— START —

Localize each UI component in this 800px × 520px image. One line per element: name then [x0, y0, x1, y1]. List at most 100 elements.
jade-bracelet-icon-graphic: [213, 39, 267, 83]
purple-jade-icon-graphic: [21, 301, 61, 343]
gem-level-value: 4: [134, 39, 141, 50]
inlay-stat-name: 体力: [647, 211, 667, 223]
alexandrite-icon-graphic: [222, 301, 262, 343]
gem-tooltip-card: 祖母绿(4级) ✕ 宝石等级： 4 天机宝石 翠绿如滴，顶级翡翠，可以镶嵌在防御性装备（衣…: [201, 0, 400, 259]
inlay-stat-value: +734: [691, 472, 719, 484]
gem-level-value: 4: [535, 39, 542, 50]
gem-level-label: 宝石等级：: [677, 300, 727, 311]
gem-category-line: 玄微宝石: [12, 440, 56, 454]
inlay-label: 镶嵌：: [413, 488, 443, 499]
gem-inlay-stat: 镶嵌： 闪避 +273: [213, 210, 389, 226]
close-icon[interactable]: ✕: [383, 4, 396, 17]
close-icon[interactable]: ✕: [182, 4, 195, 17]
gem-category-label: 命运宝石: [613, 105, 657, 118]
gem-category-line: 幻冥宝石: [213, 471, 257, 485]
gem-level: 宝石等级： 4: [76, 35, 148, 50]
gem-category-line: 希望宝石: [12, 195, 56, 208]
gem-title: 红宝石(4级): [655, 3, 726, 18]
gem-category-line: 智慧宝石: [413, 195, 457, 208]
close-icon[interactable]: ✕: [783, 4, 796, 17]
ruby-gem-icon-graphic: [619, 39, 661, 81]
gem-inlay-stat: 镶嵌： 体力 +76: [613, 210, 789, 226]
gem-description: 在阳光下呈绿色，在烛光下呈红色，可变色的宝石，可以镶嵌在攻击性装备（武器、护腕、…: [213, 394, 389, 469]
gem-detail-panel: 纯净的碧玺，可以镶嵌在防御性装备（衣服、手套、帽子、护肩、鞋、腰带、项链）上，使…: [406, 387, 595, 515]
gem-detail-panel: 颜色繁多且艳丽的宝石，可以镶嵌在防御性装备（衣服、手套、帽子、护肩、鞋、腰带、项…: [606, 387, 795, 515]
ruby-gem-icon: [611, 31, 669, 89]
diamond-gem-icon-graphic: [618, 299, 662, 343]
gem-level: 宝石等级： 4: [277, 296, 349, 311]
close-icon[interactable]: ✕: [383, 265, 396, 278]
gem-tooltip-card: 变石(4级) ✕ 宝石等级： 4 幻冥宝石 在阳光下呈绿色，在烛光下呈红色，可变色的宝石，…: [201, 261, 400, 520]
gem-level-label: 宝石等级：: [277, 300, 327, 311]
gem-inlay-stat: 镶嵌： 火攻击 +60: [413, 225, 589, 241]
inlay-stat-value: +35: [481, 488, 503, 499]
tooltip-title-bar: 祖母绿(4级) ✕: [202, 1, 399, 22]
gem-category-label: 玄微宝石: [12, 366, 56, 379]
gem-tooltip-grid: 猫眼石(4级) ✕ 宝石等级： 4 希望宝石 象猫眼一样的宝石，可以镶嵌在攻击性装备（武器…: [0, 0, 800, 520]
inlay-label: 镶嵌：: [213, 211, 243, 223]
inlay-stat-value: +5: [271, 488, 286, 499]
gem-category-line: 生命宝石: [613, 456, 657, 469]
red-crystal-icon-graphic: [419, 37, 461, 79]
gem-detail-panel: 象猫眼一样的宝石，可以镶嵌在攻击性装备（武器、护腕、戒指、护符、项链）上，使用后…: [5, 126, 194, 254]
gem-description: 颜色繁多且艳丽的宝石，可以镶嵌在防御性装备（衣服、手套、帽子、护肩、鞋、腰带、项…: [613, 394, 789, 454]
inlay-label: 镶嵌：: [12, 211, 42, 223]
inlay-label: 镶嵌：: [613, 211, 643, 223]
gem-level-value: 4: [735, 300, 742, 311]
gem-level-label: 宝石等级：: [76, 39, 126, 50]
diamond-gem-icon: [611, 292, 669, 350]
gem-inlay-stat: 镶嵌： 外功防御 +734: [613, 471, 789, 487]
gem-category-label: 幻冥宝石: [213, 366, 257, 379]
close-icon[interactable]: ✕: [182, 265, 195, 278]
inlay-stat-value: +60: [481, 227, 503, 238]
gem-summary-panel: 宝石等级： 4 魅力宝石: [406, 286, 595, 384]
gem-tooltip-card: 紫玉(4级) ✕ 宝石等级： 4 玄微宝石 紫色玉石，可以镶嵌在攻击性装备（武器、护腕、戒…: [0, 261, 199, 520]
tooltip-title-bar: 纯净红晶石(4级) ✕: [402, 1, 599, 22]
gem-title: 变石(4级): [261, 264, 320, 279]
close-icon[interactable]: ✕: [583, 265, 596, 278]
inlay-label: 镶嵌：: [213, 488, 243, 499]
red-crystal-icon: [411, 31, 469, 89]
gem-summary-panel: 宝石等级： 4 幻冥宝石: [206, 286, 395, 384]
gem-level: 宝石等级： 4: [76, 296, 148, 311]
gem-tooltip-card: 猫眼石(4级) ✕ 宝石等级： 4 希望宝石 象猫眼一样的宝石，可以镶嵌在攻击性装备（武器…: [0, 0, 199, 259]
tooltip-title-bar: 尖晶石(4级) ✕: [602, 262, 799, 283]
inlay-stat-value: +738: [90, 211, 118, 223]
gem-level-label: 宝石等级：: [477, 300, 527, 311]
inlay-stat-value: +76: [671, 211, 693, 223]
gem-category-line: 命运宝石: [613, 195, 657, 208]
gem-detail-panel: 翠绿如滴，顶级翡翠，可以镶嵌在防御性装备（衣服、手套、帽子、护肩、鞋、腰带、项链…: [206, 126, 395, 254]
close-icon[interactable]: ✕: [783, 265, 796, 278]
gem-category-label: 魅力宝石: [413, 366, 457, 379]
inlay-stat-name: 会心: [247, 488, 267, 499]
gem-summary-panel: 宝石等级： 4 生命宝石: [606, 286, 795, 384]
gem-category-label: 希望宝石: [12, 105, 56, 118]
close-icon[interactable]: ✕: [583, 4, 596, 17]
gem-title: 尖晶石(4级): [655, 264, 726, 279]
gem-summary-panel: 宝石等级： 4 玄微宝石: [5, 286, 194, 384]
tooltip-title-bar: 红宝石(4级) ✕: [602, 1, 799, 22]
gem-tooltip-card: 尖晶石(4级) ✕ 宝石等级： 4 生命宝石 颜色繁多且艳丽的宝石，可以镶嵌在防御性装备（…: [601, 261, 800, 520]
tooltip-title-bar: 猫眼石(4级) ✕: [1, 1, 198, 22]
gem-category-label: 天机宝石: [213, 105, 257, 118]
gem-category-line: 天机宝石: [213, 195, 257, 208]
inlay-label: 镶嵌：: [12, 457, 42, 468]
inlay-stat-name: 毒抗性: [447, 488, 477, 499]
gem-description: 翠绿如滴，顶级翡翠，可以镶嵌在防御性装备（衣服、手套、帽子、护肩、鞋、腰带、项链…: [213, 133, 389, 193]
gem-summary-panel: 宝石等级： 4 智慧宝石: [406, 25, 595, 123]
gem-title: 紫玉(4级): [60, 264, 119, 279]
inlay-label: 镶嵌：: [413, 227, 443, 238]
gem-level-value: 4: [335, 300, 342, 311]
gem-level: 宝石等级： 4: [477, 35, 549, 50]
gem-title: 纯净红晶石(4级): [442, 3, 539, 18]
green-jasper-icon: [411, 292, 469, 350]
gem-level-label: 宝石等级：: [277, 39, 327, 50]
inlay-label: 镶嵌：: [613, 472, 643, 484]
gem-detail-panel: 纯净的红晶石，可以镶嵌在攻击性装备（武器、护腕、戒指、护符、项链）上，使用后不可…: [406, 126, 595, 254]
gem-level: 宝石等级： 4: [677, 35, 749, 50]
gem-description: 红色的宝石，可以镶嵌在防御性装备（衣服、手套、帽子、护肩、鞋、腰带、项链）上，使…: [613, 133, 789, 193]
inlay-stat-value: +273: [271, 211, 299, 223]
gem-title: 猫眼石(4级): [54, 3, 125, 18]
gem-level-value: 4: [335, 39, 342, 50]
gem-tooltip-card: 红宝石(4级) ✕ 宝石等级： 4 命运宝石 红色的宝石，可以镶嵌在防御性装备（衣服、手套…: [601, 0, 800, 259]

— END —

Short exercise: Reproduce the listing verbatim from its first line through the line containing "alexandrite-icon-graphic: [222, 301, 262, 343]", including both of those lines.

Exercise result:
Localize each UI component in this 800px × 520px image. One line per element: name then [x0, y0, x1, y1]. List at most 100 elements.
jade-bracelet-icon-graphic: [213, 39, 267, 83]
purple-jade-icon-graphic: [21, 301, 61, 343]
gem-level-value: 4: [134, 39, 141, 50]
inlay-stat-name: 体力: [647, 211, 667, 223]
alexandrite-icon-graphic: [222, 301, 262, 343]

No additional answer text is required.